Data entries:
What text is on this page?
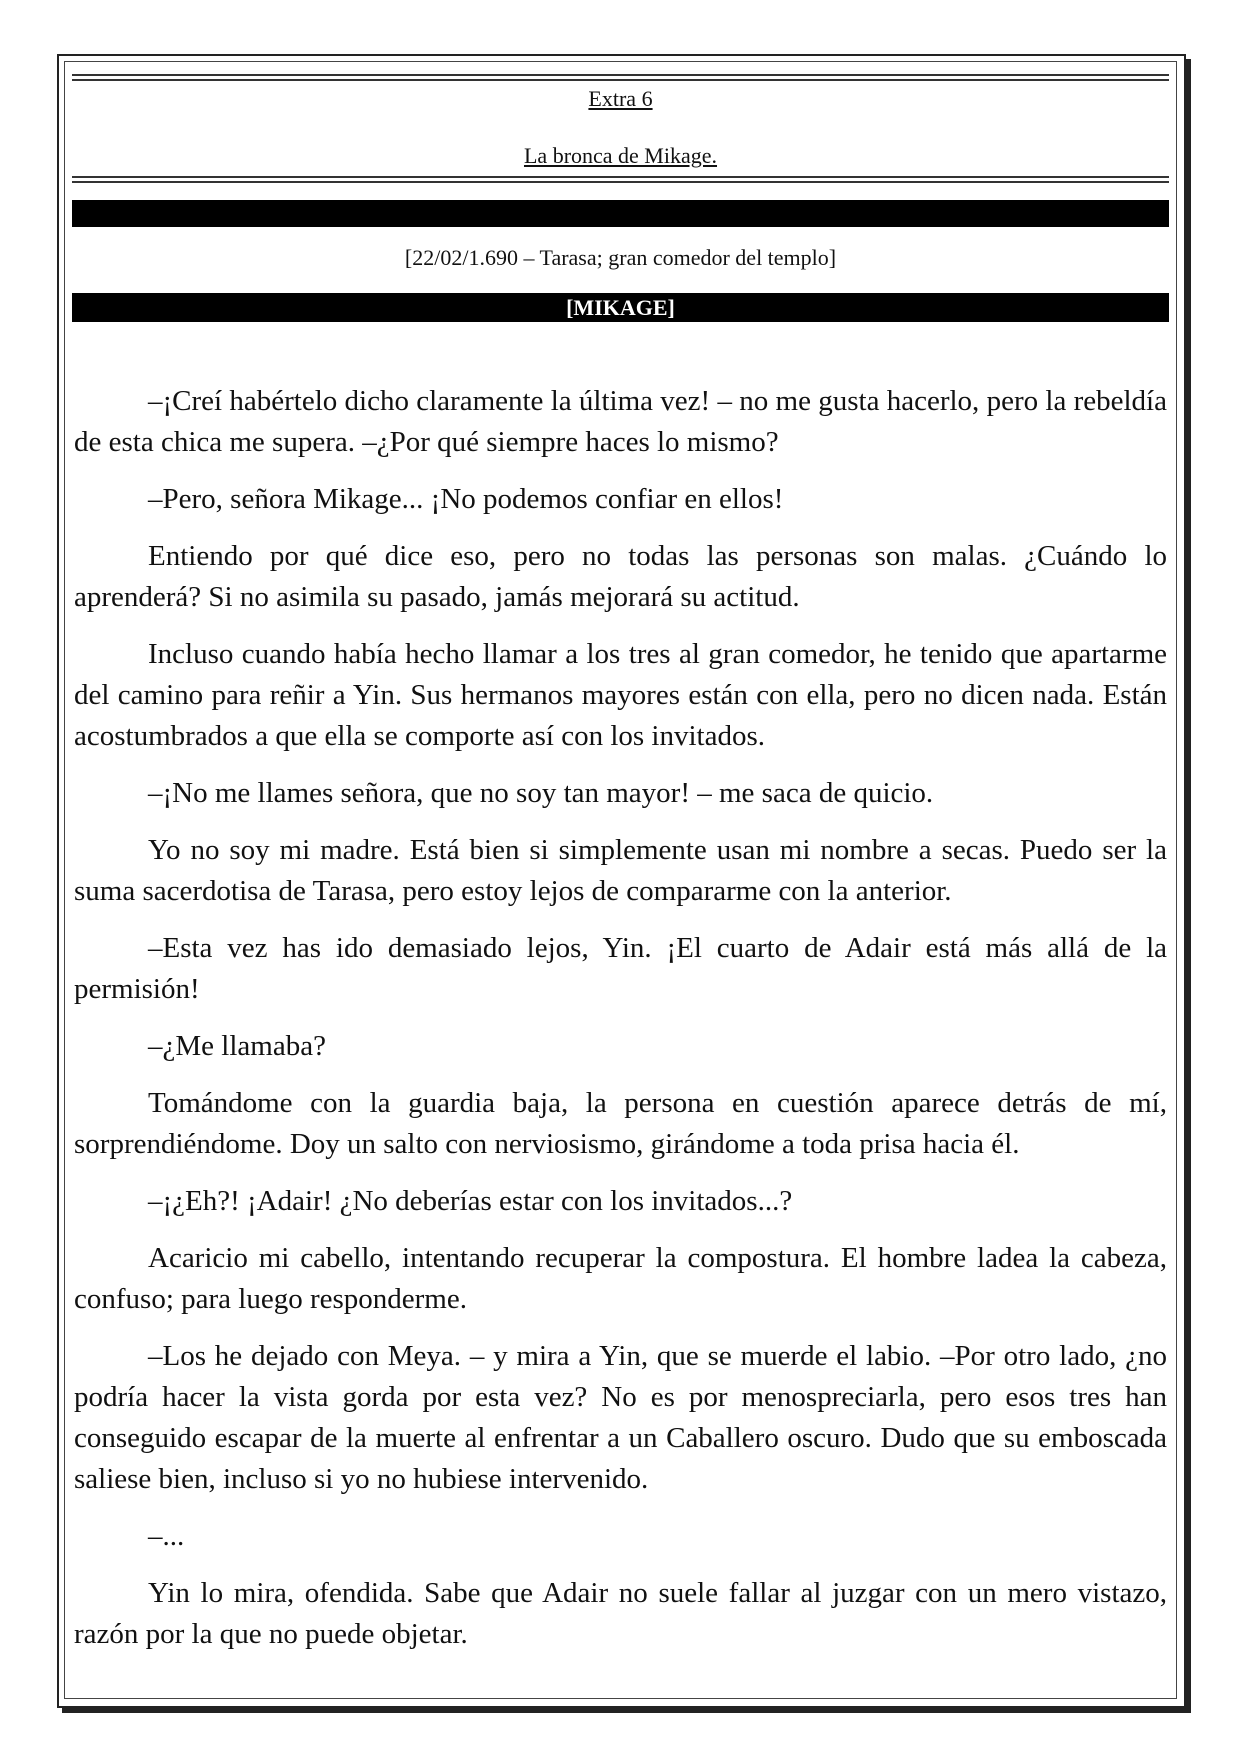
Extra 6
La bronca de Mikage.
[22/02/1.690 – Tarasa; gran comedor del templo]
[MIKAGE]

–¡Creí habértelo dicho claramente la última vez! – no me gusta hacerlo, pero la rebeldía de esta chica me supera. –¿Por qué siempre haces lo mismo?

–Pero, señora Mikage... ¡No podemos confiar en ellos!

Entiendo por qué dice eso, pero no todas las personas son malas. ¿Cuándo lo aprenderá? Si no asimila su pasado, jamás mejorará su actitud.

Incluso cuando había hecho llamar a los tres al gran comedor, he tenido que apartarme del camino para reñir a Yin. Sus hermanos mayores están con ella, pero no dicen nada. Están acostumbrados a que ella se comporte así con los invitados.

–¡No me llames señora, que no soy tan mayor! – me saca de quicio.

Yo no soy mi madre. Está bien si simplemente usan mi nombre a secas. Puedo ser la suma sacerdotisa de Tarasa, pero estoy lejos de compararme con la anterior.

–Esta vez has ido demasiado lejos, Yin. ¡El cuarto de Adair está más allá de la permisión!

–¿Me llamaba?

Tomándome con la guardia baja, la persona en cuestión aparece detrás de mí, sorprendiéndome. Doy un salto con nerviosismo, girándome a toda prisa hacia él.

–¡¿Eh?! ¡Adair! ¿No deberías estar con los invitados...?

Acaricio mi cabello, intentando recuperar la compostura. El hombre ladea la cabeza, confuso; para luego responderme.

–Los he dejado con Meya. – y mira a Yin, que se muerde el labio. –Por otro lado, ¿no podría hacer la vista gorda por esta vez? No es por menospreciarla, pero esos tres han conseguido escapar de la muerte al enfrentar a un Caballero oscuro. Dudo que su emboscada saliese bien, incluso si yo no hubiese intervenido.

–...

Yin lo mira, ofendida. Sabe que Adair no suele fallar al juzgar con un mero vistazo, razón por la que no puede objetar.
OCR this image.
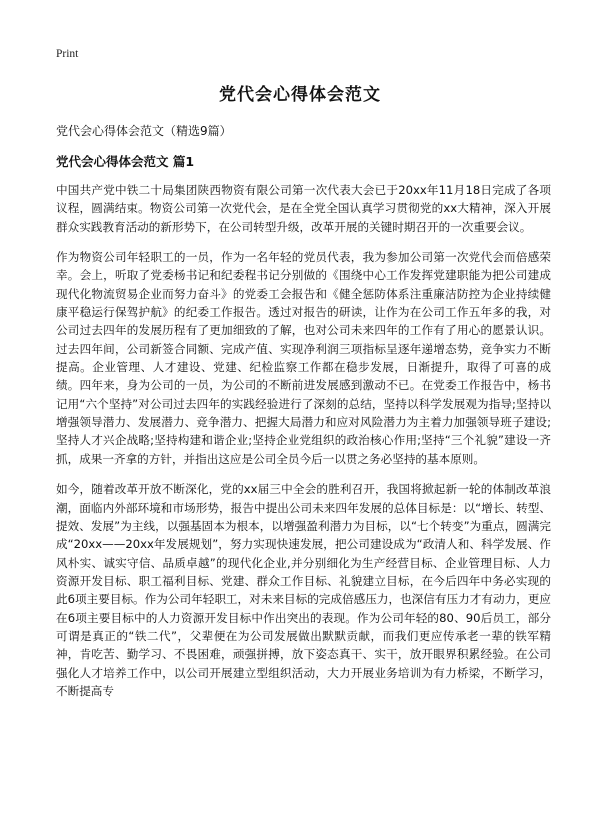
Print
党代会心得体会范文

党代会心得体会范文（精选9篇）

党代会心得体会范文 篇1

中国共产党中铁二十局集团陕西物资有限公司第一次代表大会已于20xx年11月18日完成了各项议程，圆满结束。物资公司第一次党代会，是在全党全国认真学习贯彻党的xx大精神，深入开展群众实践教育活动的新形势下，在公司转型升级，改革开展的关键时期召开的一次重要会议。

作为物资公司年轻职工的一员，作为一名年轻的党员代表，我为参加公司第一次党代会而倍感荣幸。会上，听取了党委杨书记和纪委程书记分别做的《围绕中心工作发挥党建职能为把公司建成现代化物流贸易企业而努力奋斗》的党委工会报告和《健全惩防体系注重廉洁防控为企业持续健康平稳运行保驾护航》的纪委工作报告。透过对报告的研读，让作为在公司工作五年多的我，对公司过去四年的发展历程有了更加细致的了解，也对公司未来四年的工作有了用心的愿景认识。过去四年间，公司新签合同额、完成产值、实现净利润三项指标呈逐年递增态势，竞争实力不断提高。企业管理、人才建设、党建、纪检监察工作都在稳步发展，日渐提升，取得了可喜的成绩。四年来，身为公司的一员，为公司的不断前进发展感到激动不已。在党委工作报告中，杨书记用“六个坚持”对公司过去四年的实践经验进行了深刻的总结，坚持以科学发展观为指导;坚持以增强领导潜力、发展潜力、竞争潜力、把握大局潜力和应对风险潜力为主着力加强领导班子建设;坚持人才兴企战略;坚持构建和谐企业;坚持企业党组织的政治核心作用;坚持“三个礼貌”建设一齐抓，成果一齐拿的方针，并指出这应是公司全员今后一以贯之务必坚持的基本原则。

如今，随着改革开放不断深化，党的xx届三中全会的胜利召开，我国将掀起新一轮的体制改革浪潮，面临内外部环境和市场形势，报告中提出公司未来四年发展的总体目标是：以“增长、转型、提效、发展”为主线，以强基固本为根本，以增强盈利潜力为目标，以“七个转变”为重点，圆满完成“20xx——20xx年发展规划”，努力实现快速发展，把公司建设成为“政清人和、科学发展、作风朴实、诚实守信、品质卓越”的现代化企业,并分别细化为生产经营目标、企业管理目标、人力资源开发目标、职工福利目标、党建、群众工作目标、礼貌建立目标，在今后四年中务必实现的此6项主要目标。作为公司年轻职工，对未来目标的完成倍感压力，也深信有压力才有动力，更应在6项主要目标中的人力资源开发目标中作出突出的表现。作为公司年轻的80、90后员工，部分可谓是真正的“铁二代”，父辈便在为公司发展做出默默贡献，而我们更应传承老一辈的铁军精神，肯吃苦、勤学习、不畏困难，顽强拼搏，放下姿态真干、实干，放开眼界积累经验。在公司强化人才培养工作中，以公司开展建立型组织活动，大力开展业务培训为有力桥梁，不断学习，不断提高专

- **Goal of the exercise**:
Find the lines containing "señora" and list every one of them.

- **The output**:
–Pero, señora Mikage... ¡No podemos confiar en ellos!
–¡No me llames señora, que no soy tan mayor! – me saca de quicio.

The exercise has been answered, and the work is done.